■ **STORED RECORDS**

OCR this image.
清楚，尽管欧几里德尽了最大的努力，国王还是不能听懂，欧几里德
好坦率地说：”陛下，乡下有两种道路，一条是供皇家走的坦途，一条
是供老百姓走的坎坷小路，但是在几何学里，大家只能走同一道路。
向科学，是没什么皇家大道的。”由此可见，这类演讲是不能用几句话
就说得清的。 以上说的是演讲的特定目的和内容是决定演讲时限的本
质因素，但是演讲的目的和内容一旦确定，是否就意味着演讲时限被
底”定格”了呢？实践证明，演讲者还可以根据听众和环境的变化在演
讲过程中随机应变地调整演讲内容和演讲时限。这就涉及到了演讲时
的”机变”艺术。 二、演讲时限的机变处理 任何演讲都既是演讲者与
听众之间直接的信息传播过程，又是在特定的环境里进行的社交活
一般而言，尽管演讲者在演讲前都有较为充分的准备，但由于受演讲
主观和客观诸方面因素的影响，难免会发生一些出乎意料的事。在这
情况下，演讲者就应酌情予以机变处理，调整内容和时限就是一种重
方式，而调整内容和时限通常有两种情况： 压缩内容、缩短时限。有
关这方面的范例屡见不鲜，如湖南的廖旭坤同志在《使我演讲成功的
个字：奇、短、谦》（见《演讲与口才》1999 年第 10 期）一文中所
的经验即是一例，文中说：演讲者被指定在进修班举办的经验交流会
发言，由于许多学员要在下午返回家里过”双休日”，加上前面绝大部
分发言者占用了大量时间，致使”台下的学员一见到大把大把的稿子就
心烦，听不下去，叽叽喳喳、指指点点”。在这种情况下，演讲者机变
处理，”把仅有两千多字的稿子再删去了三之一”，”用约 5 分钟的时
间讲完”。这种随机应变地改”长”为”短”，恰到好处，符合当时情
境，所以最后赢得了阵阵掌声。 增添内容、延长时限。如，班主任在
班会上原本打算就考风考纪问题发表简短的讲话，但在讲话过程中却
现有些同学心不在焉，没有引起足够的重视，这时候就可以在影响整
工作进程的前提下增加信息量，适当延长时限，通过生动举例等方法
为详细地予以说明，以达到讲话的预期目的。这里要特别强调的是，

■ **GIVEN PROBLEM**
Return all of the data precisely as it appears.

■ **TASK SOLUTION**
OCR this image.
清楚，尽管欧几里德尽了最大的努力，国王还是不能听懂，欧几里德
好坦率地说：”陛下，乡下有两种道路，一条是供皇家走的坦途，一条
是供老百姓走的坎坷小路，但是在几何学里，大家只能走同一道路。
向科学，是没什么皇家大道的。”由此可见，这类演讲是不能用几句话
就说得清的。 以上说的是演讲的特定目的和内容是决定演讲时限的本
质因素，但是演讲的目的和内容一旦确定，是否就意味着演讲时限被
底”定格”了呢？实践证明，演讲者还可以根据听众和环境的变化在演
讲过程中随机应变地调整演讲内容和演讲时限。这就涉及到了演讲时
的”机变”艺术。 二、演讲时限的机变处理 任何演讲都既是演讲者与
听众之间直接的信息传播过程，又是在特定的环境里进行的社交活
一般而言，尽管演讲者在演讲前都有较为充分的准备，但由于受演讲
主观和客观诸方面因素的影响，难免会发生一些出乎意料的事。在这
情况下，演讲者就应酌情予以机变处理，调整内容和时限就是一种重
方式，而调整内容和时限通常有两种情况： 压缩内容、缩短时限。有
关这方面的范例屡见不鲜，如湖南的廖旭坤同志在《使我演讲成功的
个字：奇、短、谦》（见《演讲与口才》1999 年第 10 期）一文中所
的经验即是一例，文中说：演讲者被指定在进修班举办的经验交流会
发言，由于许多学员要在下午返回家里过”双休日”，加上前面绝大部
分发言者占用了大量时间，致使”台下的学员一见到大把大把的稿子就
心烦，听不下去，叽叽喳喳、指指点点”。在这种情况下，演讲者机变
处理，”把仅有两千多字的稿子再删去了三之一”，”用约 5 分钟的时
间讲完”。这种随机应变地改”长”为”短”，恰到好处，符合当时情
境，所以最后赢得了阵阵掌声。 增添内容、延长时限。如，班主任在
班会上原本打算就考风考纪问题发表简短的讲话，但在讲话过程中却
现有些同学心不在焉，没有引起足够的重视，这时候就可以在影响整
工作进程的前提下增加信息量，适当延长时限，通过生动举例等方法
为详细地予以说明，以达到讲话的预期目的。这里要特别强调的是，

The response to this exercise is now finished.